[Entries from a visual dataset]
* * * * *
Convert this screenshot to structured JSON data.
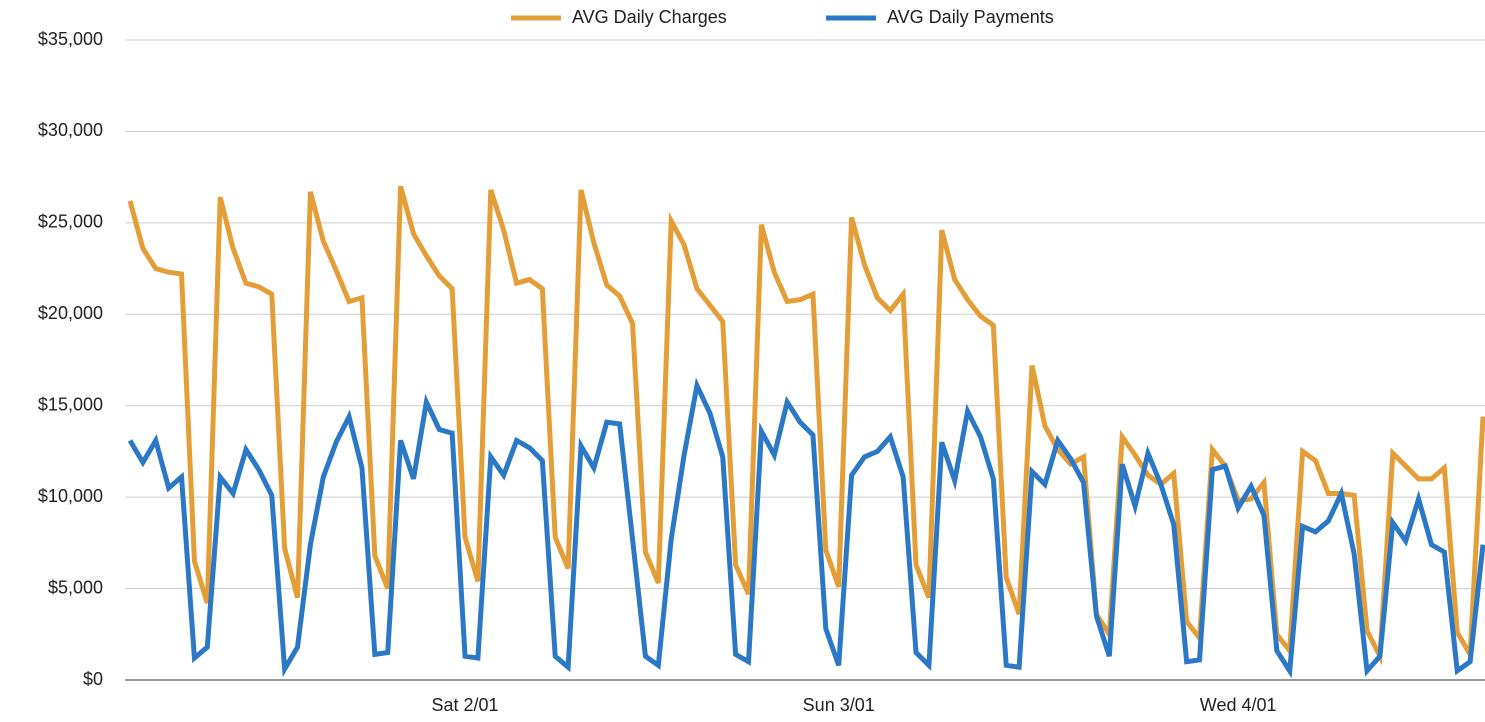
{
  "chart_data": {
    "type": "line",
    "categories": [
      null,
      null,
      null,
      null,
      null,
      null,
      null,
      null,
      null,
      null,
      null,
      null,
      null,
      null,
      null,
      null,
      null,
      null,
      null,
      null,
      null,
      null,
      null,
      null,
      null,
      null,
      "Sat 2/01",
      null,
      null,
      null,
      null,
      null,
      null,
      null,
      null,
      null,
      null,
      null,
      null,
      null,
      null,
      null,
      null,
      null,
      null,
      null,
      null,
      null,
      null,
      null,
      null,
      null,
      null,
      null,
      null,
      "Sun 3/01",
      null,
      null,
      null,
      null,
      null,
      null,
      null,
      null,
      null,
      null,
      null,
      null,
      null,
      null,
      null,
      null,
      null,
      null,
      null,
      null,
      null,
      null,
      null,
      null,
      null,
      null,
      null,
      null,
      null,
      null,
      "Wed 4/01",
      null,
      null,
      null,
      null,
      null,
      null,
      null,
      null,
      null,
      null,
      null,
      null,
      null,
      null,
      null,
      null,
      null,
      null,
      null
    ],
    "series": [
      {
        "name": "AVG Daily Charges",
        "color": "#e49e38",
        "values": [
          26200,
          23600,
          22500,
          22300,
          22200,
          6500,
          4200,
          26400,
          23600,
          21700,
          21500,
          21100,
          7200,
          4500,
          26700,
          24000,
          22400,
          20700,
          20900,
          6800,
          5000,
          27000,
          24400,
          23200,
          22100,
          21400,
          7800,
          5400,
          26800,
          24600,
          21700,
          21900,
          21400,
          7800,
          6100,
          26800,
          23900,
          21600,
          21000,
          19500,
          7000,
          5300,
          25100,
          23800,
          21400,
          20500,
          19600,
          6300,
          4700,
          24900,
          22300,
          20700,
          20800,
          21100,
          7100,
          5100,
          25300,
          22700,
          20900,
          20200,
          21100,
          6300,
          4500,
          24600,
          21900,
          20800,
          19900,
          19400,
          5600,
          3600,
          17200,
          13900,
          12600,
          11800,
          12200,
          3600,
          2500,
          13300,
          12300,
          11200,
          10700,
          11300,
          3200,
          2300,
          12600,
          11700,
          9800,
          9900,
          10800,
          2500,
          1600,
          12500,
          12000,
          10200,
          10200,
          10100,
          2700,
          1300,
          12400,
          11700,
          11000,
          11000,
          11600,
          2600,
          1400,
          14400
        ]
      },
      {
        "name": "AVG Daily Payments",
        "color": "#2b79c6",
        "values": [
          13100,
          11900,
          13100,
          10500,
          11100,
          1200,
          1800,
          11100,
          10200,
          12600,
          11500,
          10100,
          600,
          1800,
          7400,
          11100,
          13000,
          14400,
          11600,
          1400,
          1500,
          13100,
          11000,
          15200,
          13700,
          13500,
          1300,
          1200,
          12200,
          11200,
          13100,
          12700,
          12000,
          1300,
          700,
          12800,
          11600,
          14100,
          14000,
          7700,
          1300,
          800,
          7700,
          12300,
          16100,
          14600,
          12200,
          1400,
          1000,
          13600,
          12300,
          15200,
          14100,
          13400,
          2800,
          800,
          11200,
          12200,
          12500,
          13300,
          11100,
          1500,
          800,
          13000,
          10900,
          14700,
          13300,
          11000,
          800,
          700,
          11400,
          10700,
          13100,
          12100,
          10800,
          3500,
          1300,
          11800,
          9500,
          12400,
          10700,
          8500,
          1000,
          1100,
          11500,
          11700,
          9400,
          10600,
          9000,
          1600,
          500,
          8400,
          8100,
          8700,
          10200,
          6900,
          500,
          1300,
          8600,
          7600,
          9900,
          7400,
          7000,
          500,
          1000,
          7400
        ]
      }
    ],
    "ylim": [
      0,
      35000
    ],
    "yticks": [
      {
        "value": 0,
        "label": "$0"
      },
      {
        "value": 5000,
        "label": "$5,000"
      },
      {
        "value": 10000,
        "label": "$10,000"
      },
      {
        "value": 15000,
        "label": "$15,000"
      },
      {
        "value": 20000,
        "label": "$20,000"
      },
      {
        "value": 25000,
        "label": "$25,000"
      },
      {
        "value": 30000,
        "label": "$30,000"
      },
      {
        "value": 35000,
        "label": "$35,000"
      }
    ],
    "grid": true,
    "legend": "top"
  }
}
* * * * *
[Task] Print out the material word for word, omitting the pictures.

[Problem solution]
Convert this screenshot to structured JSON data.
{
  "chart_data": {
    "type": "line",
    "categories": [
      null,
      null,
      null,
      null,
      null,
      null,
      null,
      null,
      null,
      null,
      null,
      null,
      null,
      null,
      null,
      null,
      null,
      null,
      null,
      null,
      null,
      null,
      null,
      null,
      null,
      null,
      "Sat 2/01",
      null,
      null,
      null,
      null,
      null,
      null,
      null,
      null,
      null,
      null,
      null,
      null,
      null,
      null,
      null,
      null,
      null,
      null,
      null,
      null,
      null,
      null,
      null,
      null,
      null,
      null,
      null,
      null,
      "Sun 3/01",
      null,
      null,
      null,
      null,
      null,
      null,
      null,
      null,
      null,
      null,
      null,
      null,
      null,
      null,
      null,
      null,
      null,
      null,
      null,
      null,
      null,
      null,
      null,
      null,
      null,
      null,
      null,
      null,
      null,
      null,
      "Wed 4/01",
      null,
      null,
      null,
      null,
      null,
      null,
      null,
      null,
      null,
      null,
      null,
      null,
      null,
      null,
      null,
      null,
      null,
      null,
      null
    ],
    "series": [
      {
        "name": "AVG Daily Charges",
        "color": "#e49e38",
        "values": [
          26200,
          23600,
          22500,
          22300,
          22200,
          6500,
          4200,
          26400,
          23600,
          21700,
          21500,
          21100,
          7200,
          4500,
          26700,
          24000,
          22400,
          20700,
          20900,
          6800,
          5000,
          27000,
          24400,
          23200,
          22100,
          21400,
          7800,
          5400,
          26800,
          24600,
          21700,
          21900,
          21400,
          7800,
          6100,
          26800,
          23900,
          21600,
          21000,
          19500,
          7000,
          5300,
          25100,
          23800,
          21400,
          20500,
          19600,
          6300,
          4700,
          24900,
          22300,
          20700,
          20800,
          21100,
          7100,
          5100,
          25300,
          22700,
          20900,
          20200,
          21100,
          6300,
          4500,
          24600,
          21900,
          20800,
          19900,
          19400,
          5600,
          3600,
          17200,
          13900,
          12600,
          11800,
          12200,
          3600,
          2500,
          13300,
          12300,
          11200,
          10700,
          11300,
          3200,
          2300,
          12600,
          11700,
          9800,
          9900,
          10800,
          2500,
          1600,
          12500,
          12000,
          10200,
          10200,
          10100,
          2700,
          1300,
          12400,
          11700,
          11000,
          11000,
          11600,
          2600,
          1400,
          14400
        ]
      },
      {
        "name": "AVG Daily Payments",
        "color": "#2b79c6",
        "values": [
          13100,
          11900,
          13100,
          10500,
          11100,
          1200,
          1800,
          11100,
          10200,
          12600,
          11500,
          10100,
          600,
          1800,
          7400,
          11100,
          13000,
          14400,
          11600,
          1400,
          1500,
          13100,
          11000,
          15200,
          13700,
          13500,
          1300,
          1200,
          12200,
          11200,
          13100,
          12700,
          12000,
          1300,
          700,
          12800,
          11600,
          14100,
          14000,
          7700,
          1300,
          800,
          7700,
          12300,
          16100,
          14600,
          12200,
          1400,
          1000,
          13600,
          12300,
          15200,
          14100,
          13400,
          2800,
          800,
          11200,
          12200,
          12500,
          13300,
          11100,
          1500,
          800,
          13000,
          10900,
          14700,
          13300,
          11000,
          800,
          700,
          11400,
          10700,
          13100,
          12100,
          10800,
          3500,
          1300,
          11800,
          9500,
          12400,
          10700,
          8500,
          1000,
          1100,
          11500,
          11700,
          9400,
          10600,
          9000,
          1600,
          500,
          8400,
          8100,
          8700,
          10200,
          6900,
          500,
          1300,
          8600,
          7600,
          9900,
          7400,
          7000,
          500,
          1000,
          7400
        ]
      }
    ],
    "ylim": [
      0,
      35000
    ],
    "yticks": [
      {
        "value": 0,
        "label": "$0"
      },
      {
        "value": 5000,
        "label": "$5,000"
      },
      {
        "value": 10000,
        "label": "$10,000"
      },
      {
        "value": 15000,
        "label": "$15,000"
      },
      {
        "value": 20000,
        "label": "$20,000"
      },
      {
        "value": 25000,
        "label": "$25,000"
      },
      {
        "value": 30000,
        "label": "$30,000"
      },
      {
        "value": 35000,
        "label": "$35,000"
      }
    ],
    "grid": true,
    "legend": "top"
  }
}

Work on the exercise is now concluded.